**PROBLEM DETAILS**
Copy out every line exactly as given.

**THE DATA**
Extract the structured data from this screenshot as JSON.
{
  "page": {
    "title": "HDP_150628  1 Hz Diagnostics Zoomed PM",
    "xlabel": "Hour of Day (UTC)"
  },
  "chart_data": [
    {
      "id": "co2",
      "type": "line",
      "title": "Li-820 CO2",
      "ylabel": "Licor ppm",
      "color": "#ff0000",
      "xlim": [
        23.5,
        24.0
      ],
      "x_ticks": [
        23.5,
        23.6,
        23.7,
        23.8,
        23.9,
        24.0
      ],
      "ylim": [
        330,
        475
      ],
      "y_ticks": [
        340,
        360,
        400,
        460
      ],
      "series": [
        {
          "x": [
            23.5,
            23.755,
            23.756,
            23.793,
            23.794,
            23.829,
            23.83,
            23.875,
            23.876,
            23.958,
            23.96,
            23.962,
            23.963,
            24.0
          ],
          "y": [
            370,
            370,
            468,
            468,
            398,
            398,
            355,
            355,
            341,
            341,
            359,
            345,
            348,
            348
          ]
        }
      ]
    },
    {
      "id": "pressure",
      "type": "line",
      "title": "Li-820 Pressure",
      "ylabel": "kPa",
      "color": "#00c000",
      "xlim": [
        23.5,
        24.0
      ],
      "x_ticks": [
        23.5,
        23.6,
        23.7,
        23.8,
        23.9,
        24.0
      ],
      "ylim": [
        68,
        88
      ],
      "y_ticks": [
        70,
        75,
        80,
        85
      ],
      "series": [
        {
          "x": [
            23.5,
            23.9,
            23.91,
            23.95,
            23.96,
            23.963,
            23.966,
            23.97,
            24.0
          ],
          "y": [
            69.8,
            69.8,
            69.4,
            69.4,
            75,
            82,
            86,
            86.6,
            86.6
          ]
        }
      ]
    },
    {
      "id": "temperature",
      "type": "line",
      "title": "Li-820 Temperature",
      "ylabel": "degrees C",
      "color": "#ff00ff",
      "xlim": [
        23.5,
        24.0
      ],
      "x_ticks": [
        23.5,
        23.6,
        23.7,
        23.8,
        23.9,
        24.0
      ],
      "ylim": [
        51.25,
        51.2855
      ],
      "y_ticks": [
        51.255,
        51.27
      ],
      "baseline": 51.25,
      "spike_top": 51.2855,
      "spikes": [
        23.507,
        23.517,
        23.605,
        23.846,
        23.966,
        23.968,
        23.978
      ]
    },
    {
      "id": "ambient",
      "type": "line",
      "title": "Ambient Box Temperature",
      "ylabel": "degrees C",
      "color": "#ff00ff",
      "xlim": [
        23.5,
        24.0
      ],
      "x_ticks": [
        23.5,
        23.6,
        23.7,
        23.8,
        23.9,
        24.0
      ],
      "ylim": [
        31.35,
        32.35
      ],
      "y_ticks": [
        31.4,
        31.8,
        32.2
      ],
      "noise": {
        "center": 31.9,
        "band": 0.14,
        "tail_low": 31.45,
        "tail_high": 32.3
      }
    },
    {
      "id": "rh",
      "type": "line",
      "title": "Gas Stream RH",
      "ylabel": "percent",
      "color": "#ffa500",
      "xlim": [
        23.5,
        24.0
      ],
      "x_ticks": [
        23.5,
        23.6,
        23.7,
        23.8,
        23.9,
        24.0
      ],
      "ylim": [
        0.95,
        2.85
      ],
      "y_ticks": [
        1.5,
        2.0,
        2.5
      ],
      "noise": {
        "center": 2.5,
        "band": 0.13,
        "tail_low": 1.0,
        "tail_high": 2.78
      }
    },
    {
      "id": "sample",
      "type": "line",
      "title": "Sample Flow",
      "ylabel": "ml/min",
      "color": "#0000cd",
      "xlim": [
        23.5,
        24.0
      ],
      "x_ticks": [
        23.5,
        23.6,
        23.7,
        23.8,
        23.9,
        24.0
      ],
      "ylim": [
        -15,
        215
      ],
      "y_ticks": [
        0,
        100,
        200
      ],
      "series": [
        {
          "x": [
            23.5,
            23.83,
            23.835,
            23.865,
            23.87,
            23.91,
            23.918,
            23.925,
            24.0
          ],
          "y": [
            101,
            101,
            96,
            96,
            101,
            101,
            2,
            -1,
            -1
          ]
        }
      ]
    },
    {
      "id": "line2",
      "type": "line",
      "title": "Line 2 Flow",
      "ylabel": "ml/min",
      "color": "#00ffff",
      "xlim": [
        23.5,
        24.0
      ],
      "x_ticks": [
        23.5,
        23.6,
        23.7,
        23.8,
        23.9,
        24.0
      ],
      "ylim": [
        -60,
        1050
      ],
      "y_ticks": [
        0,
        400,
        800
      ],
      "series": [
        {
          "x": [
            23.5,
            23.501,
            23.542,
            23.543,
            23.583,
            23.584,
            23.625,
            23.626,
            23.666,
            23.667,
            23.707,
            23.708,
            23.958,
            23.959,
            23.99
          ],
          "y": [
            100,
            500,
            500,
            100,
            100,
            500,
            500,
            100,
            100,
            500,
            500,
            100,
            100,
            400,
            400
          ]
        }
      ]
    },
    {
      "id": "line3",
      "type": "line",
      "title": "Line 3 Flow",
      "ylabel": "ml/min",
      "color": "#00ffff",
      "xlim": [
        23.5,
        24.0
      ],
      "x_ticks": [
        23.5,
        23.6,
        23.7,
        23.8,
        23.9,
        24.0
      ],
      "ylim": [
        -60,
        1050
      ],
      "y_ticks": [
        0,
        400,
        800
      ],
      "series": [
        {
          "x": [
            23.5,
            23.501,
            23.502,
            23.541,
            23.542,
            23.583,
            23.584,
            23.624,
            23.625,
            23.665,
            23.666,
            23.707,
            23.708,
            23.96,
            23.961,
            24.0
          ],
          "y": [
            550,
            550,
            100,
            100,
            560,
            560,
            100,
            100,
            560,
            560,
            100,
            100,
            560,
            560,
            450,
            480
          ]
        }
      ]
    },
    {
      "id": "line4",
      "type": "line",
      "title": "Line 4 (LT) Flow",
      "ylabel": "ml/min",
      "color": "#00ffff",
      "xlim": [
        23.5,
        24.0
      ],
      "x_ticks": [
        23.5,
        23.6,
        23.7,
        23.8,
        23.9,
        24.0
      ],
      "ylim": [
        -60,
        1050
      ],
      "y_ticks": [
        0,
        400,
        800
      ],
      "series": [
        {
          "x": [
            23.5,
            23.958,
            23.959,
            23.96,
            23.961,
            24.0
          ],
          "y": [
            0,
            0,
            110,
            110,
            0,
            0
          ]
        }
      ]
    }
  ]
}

**ANSWER TO THIS EXERCISE**
Extract the structured data from this screenshot as JSON.
{
  "page": {
    "title": "HDP_150628  1 Hz Diagnostics Zoomed PM",
    "xlabel": "Hour of Day (UTC)"
  },
  "chart_data": [
    {
      "id": "co2",
      "type": "line",
      "title": "Li-820 CO2",
      "ylabel": "Licor ppm",
      "color": "#ff0000",
      "xlim": [
        23.5,
        24.0
      ],
      "x_ticks": [
        23.5,
        23.6,
        23.7,
        23.8,
        23.9,
        24.0
      ],
      "ylim": [
        330,
        475
      ],
      "y_ticks": [
        340,
        360,
        400,
        460
      ],
      "series": [
        {
          "x": [
            23.5,
            23.755,
            23.756,
            23.793,
            23.794,
            23.829,
            23.83,
            23.875,
            23.876,
            23.958,
            23.96,
            23.962,
            23.963,
            24.0
          ],
          "y": [
            370,
            370,
            468,
            468,
            398,
            398,
            355,
            355,
            341,
            341,
            359,
            345,
            348,
            348
          ]
        }
      ]
    },
    {
      "id": "pressure",
      "type": "line",
      "title": "Li-820 Pressure",
      "ylabel": "kPa",
      "color": "#00c000",
      "xlim": [
        23.5,
        24.0
      ],
      "x_ticks": [
        23.5,
        23.6,
        23.7,
        23.8,
        23.9,
        24.0
      ],
      "ylim": [
        68,
        88
      ],
      "y_ticks": [
        70,
        75,
        80,
        85
      ],
      "series": [
        {
          "x": [
            23.5,
            23.9,
            23.91,
            23.95,
            23.96,
            23.963,
            23.966,
            23.97,
            24.0
          ],
          "y": [
            69.8,
            69.8,
            69.4,
            69.4,
            75,
            82,
            86,
            86.6,
            86.6
          ]
        }
      ]
    },
    {
      "id": "temperature",
      "type": "line",
      "title": "Li-820 Temperature",
      "ylabel": "degrees C",
      "color": "#ff00ff",
      "xlim": [
        23.5,
        24.0
      ],
      "x_ticks": [
        23.5,
        23.6,
        23.7,
        23.8,
        23.9,
        24.0
      ],
      "ylim": [
        51.25,
        51.2855
      ],
      "y_ticks": [
        51.255,
        51.27
      ],
      "baseline": 51.25,
      "spike_top": 51.2855,
      "spikes": [
        23.507,
        23.517,
        23.605,
        23.846,
        23.966,
        23.968,
        23.978
      ]
    },
    {
      "id": "ambient",
      "type": "line",
      "title": "Ambient Box Temperature",
      "ylabel": "degrees C",
      "color": "#ff00ff",
      "xlim": [
        23.5,
        24.0
      ],
      "x_ticks": [
        23.5,
        23.6,
        23.7,
        23.8,
        23.9,
        24.0
      ],
      "ylim": [
        31.35,
        32.35
      ],
      "y_ticks": [
        31.4,
        31.8,
        32.2
      ],
      "noise": {
        "center": 31.9,
        "band": 0.14,
        "tail_low": 31.45,
        "tail_high": 32.3
      }
    },
    {
      "id": "rh",
      "type": "line",
      "title": "Gas Stream RH",
      "ylabel": "percent",
      "color": "#ffa500",
      "xlim": [
        23.5,
        24.0
      ],
      "x_ticks": [
        23.5,
        23.6,
        23.7,
        23.8,
        23.9,
        24.0
      ],
      "ylim": [
        0.95,
        2.85
      ],
      "y_ticks": [
        1.5,
        2.0,
        2.5
      ],
      "noise": {
        "center": 2.5,
        "band": 0.13,
        "tail_low": 1.0,
        "tail_high": 2.78
      }
    },
    {
      "id": "sample",
      "type": "line",
      "title": "Sample Flow",
      "ylabel": "ml/min",
      "color": "#0000cd",
      "xlim": [
        23.5,
        24.0
      ],
      "x_ticks": [
        23.5,
        23.6,
        23.7,
        23.8,
        23.9,
        24.0
      ],
      "ylim": [
        -15,
        215
      ],
      "y_ticks": [
        0,
        100,
        200
      ],
      "series": [
        {
          "x": [
            23.5,
            23.83,
            23.835,
            23.865,
            23.87,
            23.91,
            23.918,
            23.925,
            24.0
          ],
          "y": [
            101,
            101,
            96,
            96,
            101,
            101,
            2,
            -1,
            -1
          ]
        }
      ]
    },
    {
      "id": "line2",
      "type": "line",
      "title": "Line 2 Flow",
      "ylabel": "ml/min",
      "color": "#00ffff",
      "xlim": [
        23.5,
        24.0
      ],
      "x_ticks": [
        23.5,
        23.6,
        23.7,
        23.8,
        23.9,
        24.0
      ],
      "ylim": [
        -60,
        1050
      ],
      "y_ticks": [
        0,
        400,
        800
      ],
      "series": [
        {
          "x": [
            23.5,
            23.501,
            23.542,
            23.543,
            23.583,
            23.584,
            23.625,
            23.626,
            23.666,
            23.667,
            23.707,
            23.708,
            23.958,
            23.959,
            23.99
          ],
          "y": [
            100,
            500,
            500,
            100,
            100,
            500,
            500,
            100,
            100,
            500,
            500,
            100,
            100,
            400,
            400
          ]
        }
      ]
    },
    {
      "id": "line3",
      "type": "line",
      "title": "Line 3 Flow",
      "ylabel": "ml/min",
      "color": "#00ffff",
      "xlim": [
        23.5,
        24.0
      ],
      "x_ticks": [
        23.5,
        23.6,
        23.7,
        23.8,
        23.9,
        24.0
      ],
      "ylim": [
        -60,
        1050
      ],
      "y_ticks": [
        0,
        400,
        800
      ],
      "series": [
        {
          "x": [
            23.5,
            23.501,
            23.502,
            23.541,
            23.542,
            23.583,
            23.584,
            23.624,
            23.625,
            23.665,
            23.666,
            23.707,
            23.708,
            23.96,
            23.961,
            24.0
          ],
          "y": [
            550,
            550,
            100,
            100,
            560,
            560,
            100,
            100,
            560,
            560,
            100,
            100,
            560,
            560,
            450,
            480
          ]
        }
      ]
    },
    {
      "id": "line4",
      "type": "line",
      "title": "Line 4 (LT) Flow",
      "ylabel": "ml/min",
      "color": "#00ffff",
      "xlim": [
        23.5,
        24.0
      ],
      "x_ticks": [
        23.5,
        23.6,
        23.7,
        23.8,
        23.9,
        24.0
      ],
      "ylim": [
        -60,
        1050
      ],
      "y_ticks": [
        0,
        400,
        800
      ],
      "series": [
        {
          "x": [
            23.5,
            23.958,
            23.959,
            23.96,
            23.961,
            24.0
          ],
          "y": [
            0,
            0,
            110,
            110,
            0,
            0
          ]
        }
      ]
    }
  ]
}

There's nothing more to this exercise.